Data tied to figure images
+++

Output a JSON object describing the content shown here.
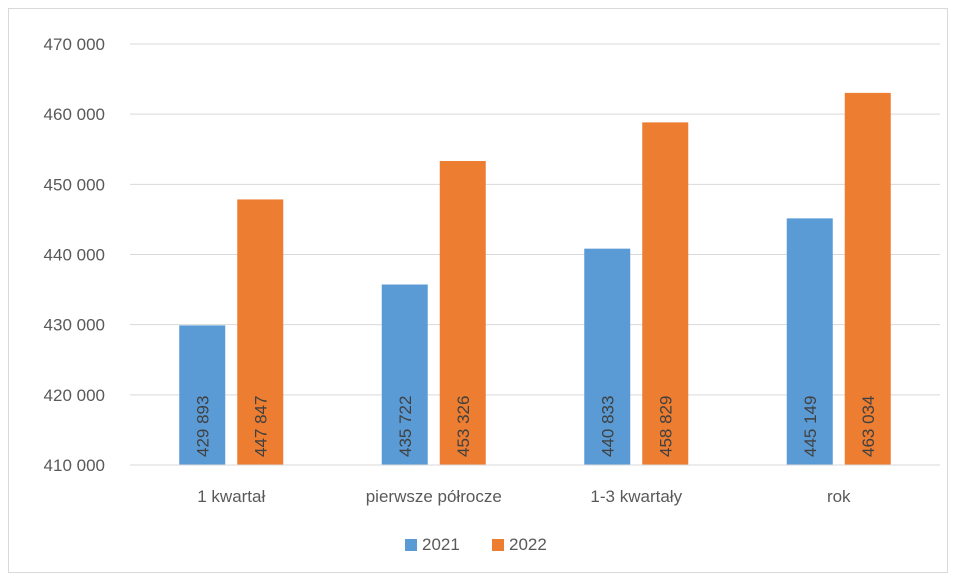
{
  "chart_data": {
    "type": "bar",
    "categories": [
      "1 kwartał",
      "pierwsze półrocze",
      "1-3 kwartały",
      "rok"
    ],
    "series": [
      {
        "name": "2021",
        "color": "#5b9bd5",
        "values": [
          429893,
          435722,
          440833,
          445149
        ],
        "labels": [
          "429 893",
          "435 722",
          "440 833",
          "445 149"
        ]
      },
      {
        "name": "2022",
        "color": "#ed7d31",
        "values": [
          447847,
          453326,
          458829,
          463034
        ],
        "labels": [
          "447 847",
          "453 326",
          "458 829",
          "463 034"
        ]
      }
    ],
    "y_ticks": [
      410000,
      420000,
      430000,
      440000,
      450000,
      460000,
      470000
    ],
    "y_tick_labels": [
      "410 000",
      "420 000",
      "430 000",
      "440 000",
      "450 000",
      "460 000",
      "470 000"
    ],
    "ylim": [
      410000,
      470000
    ],
    "grid": true,
    "legend_position": "bottom",
    "title": "",
    "xlabel": "",
    "ylabel": ""
  }
}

+++

> [Aim of the exercise]: Copy all of the entries verbatim, leaving out any pictures they contain.

> [Task result]:
Output a JSON object describing the content shown here.
{
  "chart_data": {
    "type": "bar",
    "categories": [
      "1 kwartał",
      "pierwsze półrocze",
      "1-3 kwartały",
      "rok"
    ],
    "series": [
      {
        "name": "2021",
        "color": "#5b9bd5",
        "values": [
          429893,
          435722,
          440833,
          445149
        ],
        "labels": [
          "429 893",
          "435 722",
          "440 833",
          "445 149"
        ]
      },
      {
        "name": "2022",
        "color": "#ed7d31",
        "values": [
          447847,
          453326,
          458829,
          463034
        ],
        "labels": [
          "447 847",
          "453 326",
          "458 829",
          "463 034"
        ]
      }
    ],
    "y_ticks": [
      410000,
      420000,
      430000,
      440000,
      450000,
      460000,
      470000
    ],
    "y_tick_labels": [
      "410 000",
      "420 000",
      "430 000",
      "440 000",
      "450 000",
      "460 000",
      "470 000"
    ],
    "ylim": [
      410000,
      470000
    ],
    "grid": true,
    "legend_position": "bottom",
    "title": "",
    "xlabel": "",
    "ylabel": ""
  }
}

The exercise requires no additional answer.